■ **Directive**
Look for the word "راهی" in the entries below, then copy every line that has it.

■ **Source records**
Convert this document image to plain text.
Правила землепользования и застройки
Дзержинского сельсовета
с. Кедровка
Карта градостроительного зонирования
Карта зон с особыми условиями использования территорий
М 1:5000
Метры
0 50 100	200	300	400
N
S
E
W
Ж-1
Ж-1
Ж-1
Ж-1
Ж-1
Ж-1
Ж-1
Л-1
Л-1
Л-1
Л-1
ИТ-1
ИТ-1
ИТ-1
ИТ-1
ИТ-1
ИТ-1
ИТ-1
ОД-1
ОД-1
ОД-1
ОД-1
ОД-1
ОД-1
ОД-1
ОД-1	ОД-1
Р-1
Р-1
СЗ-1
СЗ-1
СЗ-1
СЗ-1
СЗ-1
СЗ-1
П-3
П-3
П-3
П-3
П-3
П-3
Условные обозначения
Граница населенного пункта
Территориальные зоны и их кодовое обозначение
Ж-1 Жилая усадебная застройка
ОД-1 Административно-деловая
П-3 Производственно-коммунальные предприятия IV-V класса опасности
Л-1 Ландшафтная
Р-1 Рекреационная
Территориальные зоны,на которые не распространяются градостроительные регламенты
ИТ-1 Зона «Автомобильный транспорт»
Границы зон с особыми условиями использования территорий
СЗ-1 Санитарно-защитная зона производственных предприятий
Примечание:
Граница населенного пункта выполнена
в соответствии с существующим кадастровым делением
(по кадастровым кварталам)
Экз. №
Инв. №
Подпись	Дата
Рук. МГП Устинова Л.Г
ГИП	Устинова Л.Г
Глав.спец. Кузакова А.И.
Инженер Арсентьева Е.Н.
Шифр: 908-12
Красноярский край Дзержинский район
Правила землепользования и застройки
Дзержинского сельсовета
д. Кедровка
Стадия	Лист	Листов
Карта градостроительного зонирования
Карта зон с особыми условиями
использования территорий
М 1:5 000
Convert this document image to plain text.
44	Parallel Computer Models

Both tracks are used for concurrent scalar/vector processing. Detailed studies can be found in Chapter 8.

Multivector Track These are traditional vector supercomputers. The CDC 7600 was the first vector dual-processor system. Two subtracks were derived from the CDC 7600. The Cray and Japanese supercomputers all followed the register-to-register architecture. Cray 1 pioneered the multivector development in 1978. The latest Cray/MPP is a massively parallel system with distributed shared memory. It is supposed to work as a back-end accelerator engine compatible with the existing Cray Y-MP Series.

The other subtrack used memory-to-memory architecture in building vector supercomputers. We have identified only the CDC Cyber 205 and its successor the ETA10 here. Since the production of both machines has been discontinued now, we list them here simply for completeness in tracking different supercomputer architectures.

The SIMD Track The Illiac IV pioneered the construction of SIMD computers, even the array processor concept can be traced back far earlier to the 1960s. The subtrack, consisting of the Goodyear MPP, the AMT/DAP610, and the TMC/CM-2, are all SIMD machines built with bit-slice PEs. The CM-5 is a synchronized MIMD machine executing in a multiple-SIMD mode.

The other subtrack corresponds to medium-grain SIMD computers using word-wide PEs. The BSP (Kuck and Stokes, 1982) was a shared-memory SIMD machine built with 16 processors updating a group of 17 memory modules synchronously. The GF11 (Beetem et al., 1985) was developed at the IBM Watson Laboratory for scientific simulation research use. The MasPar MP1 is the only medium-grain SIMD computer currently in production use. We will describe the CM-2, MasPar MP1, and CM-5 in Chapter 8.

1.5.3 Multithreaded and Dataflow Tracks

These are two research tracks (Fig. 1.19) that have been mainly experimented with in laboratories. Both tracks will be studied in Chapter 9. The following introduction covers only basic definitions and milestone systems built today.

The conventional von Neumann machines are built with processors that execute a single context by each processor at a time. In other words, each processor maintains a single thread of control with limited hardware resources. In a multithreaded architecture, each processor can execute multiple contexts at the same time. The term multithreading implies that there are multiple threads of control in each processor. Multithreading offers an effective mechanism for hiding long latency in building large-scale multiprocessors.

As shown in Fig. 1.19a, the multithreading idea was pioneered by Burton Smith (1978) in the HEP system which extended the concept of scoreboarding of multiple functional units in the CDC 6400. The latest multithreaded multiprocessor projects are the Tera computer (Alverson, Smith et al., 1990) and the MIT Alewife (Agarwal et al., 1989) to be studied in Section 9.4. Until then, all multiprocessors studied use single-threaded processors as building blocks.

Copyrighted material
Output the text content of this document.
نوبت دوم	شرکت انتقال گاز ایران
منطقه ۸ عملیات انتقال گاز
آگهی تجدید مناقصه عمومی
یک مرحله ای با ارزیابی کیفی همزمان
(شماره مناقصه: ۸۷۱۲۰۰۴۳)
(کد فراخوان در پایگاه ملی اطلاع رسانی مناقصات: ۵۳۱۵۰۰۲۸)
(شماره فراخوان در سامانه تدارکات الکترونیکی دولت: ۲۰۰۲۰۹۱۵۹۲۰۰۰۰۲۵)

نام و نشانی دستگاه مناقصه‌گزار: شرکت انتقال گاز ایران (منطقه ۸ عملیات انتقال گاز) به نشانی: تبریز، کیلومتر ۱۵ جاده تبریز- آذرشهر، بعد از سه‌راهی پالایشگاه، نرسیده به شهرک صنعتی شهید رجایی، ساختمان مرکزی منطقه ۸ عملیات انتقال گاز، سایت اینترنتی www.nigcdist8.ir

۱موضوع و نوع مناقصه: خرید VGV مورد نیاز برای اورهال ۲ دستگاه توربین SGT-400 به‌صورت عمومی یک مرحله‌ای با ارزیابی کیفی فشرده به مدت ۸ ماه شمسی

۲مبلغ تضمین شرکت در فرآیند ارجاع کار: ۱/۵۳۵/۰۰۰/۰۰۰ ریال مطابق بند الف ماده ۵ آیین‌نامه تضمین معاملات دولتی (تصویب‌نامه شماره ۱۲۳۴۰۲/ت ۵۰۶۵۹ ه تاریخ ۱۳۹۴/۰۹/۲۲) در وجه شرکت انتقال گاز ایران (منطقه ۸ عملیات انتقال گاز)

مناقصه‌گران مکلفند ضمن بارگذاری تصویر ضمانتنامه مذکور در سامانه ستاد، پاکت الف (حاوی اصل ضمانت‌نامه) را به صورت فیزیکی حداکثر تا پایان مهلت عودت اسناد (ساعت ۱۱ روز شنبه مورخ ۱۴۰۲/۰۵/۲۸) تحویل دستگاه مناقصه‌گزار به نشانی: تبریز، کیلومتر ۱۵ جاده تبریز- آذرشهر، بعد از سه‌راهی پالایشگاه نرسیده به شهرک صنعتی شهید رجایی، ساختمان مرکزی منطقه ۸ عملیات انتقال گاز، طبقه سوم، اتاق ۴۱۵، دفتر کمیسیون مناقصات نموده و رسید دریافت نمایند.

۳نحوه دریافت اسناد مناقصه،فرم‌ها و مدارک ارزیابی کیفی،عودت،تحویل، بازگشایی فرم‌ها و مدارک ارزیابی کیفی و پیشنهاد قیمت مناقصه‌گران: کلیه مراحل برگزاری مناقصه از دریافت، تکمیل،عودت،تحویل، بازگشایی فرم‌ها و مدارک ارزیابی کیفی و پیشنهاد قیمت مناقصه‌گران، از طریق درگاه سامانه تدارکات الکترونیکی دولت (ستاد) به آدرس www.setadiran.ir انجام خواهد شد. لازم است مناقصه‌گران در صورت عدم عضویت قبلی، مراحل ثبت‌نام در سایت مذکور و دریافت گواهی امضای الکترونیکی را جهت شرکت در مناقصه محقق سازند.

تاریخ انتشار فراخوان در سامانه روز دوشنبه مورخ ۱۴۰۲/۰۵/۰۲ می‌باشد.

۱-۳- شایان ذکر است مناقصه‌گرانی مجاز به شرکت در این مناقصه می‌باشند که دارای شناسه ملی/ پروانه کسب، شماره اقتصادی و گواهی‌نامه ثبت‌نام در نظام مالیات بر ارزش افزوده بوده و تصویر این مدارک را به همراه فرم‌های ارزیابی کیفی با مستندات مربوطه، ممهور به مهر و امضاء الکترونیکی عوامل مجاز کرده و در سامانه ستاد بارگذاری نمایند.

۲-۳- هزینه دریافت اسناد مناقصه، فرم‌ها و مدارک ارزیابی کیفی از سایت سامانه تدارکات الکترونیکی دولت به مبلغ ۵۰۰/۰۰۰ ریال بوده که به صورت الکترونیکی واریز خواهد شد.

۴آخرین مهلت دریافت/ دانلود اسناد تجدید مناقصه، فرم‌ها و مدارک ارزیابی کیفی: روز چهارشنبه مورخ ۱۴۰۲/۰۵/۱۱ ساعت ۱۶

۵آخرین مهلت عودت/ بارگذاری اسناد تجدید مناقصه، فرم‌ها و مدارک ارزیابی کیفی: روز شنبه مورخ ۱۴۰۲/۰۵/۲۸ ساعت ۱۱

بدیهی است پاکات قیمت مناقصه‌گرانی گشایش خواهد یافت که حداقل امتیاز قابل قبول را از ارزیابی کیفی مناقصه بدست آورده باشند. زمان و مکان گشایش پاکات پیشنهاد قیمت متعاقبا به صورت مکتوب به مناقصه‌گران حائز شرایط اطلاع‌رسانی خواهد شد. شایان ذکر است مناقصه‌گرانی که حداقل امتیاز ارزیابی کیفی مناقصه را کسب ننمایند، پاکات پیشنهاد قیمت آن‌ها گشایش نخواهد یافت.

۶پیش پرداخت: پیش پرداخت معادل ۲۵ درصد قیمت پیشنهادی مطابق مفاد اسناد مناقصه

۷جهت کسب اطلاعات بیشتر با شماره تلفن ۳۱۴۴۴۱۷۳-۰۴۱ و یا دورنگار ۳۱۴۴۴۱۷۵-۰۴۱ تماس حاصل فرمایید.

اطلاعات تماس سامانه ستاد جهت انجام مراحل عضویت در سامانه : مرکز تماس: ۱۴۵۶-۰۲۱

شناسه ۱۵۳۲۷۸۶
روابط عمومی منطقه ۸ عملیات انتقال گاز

■ **Expected answer**
نام و نشانی دستگاه مناقصه‌گزار: شرکت انتقال گاز ایران (منطقه ۸ عملیات انتقال گاز) به نشانی: تبریز، کیلومتر ۱۵ جاده تبریز- آذرشهر، بعد از سه‌راهی پالایشگاه، نرسیده به شهرک صنعتی شهید رجایی، ساختمان مرکزی منطقه ۸ عملیات انتقال گاز، سایت اینترنتی www.nigcdist8.ir
مناقصه‌گران مکلفند ضمن بارگذاری تصویر ضمانتنامه مذکور در سامانه ستاد، پاکت الف (حاوی اصل ضمانت‌نامه) را به صورت فیزیکی حداکثر تا پایان مهلت عودت اسناد (ساعت ۱۱ روز شنبه مورخ ۱۴۰۲/۰۵/۲۸) تحویل دستگاه مناقصه‌گزار به نشانی: تبریز، کیلومتر ۱۵ جاده تبریز- آذرشهر، بعد از سه‌راهی پالایشگاه نرسیده به شهرک صنعتی شهید رجایی، ساختمان مرکزی منطقه ۸ عملیات انتقال گاز، طبقه سوم، اتاق ۴۱۵، دفتر کمیسیون مناقصات نموده و رسید دریافت نمایند.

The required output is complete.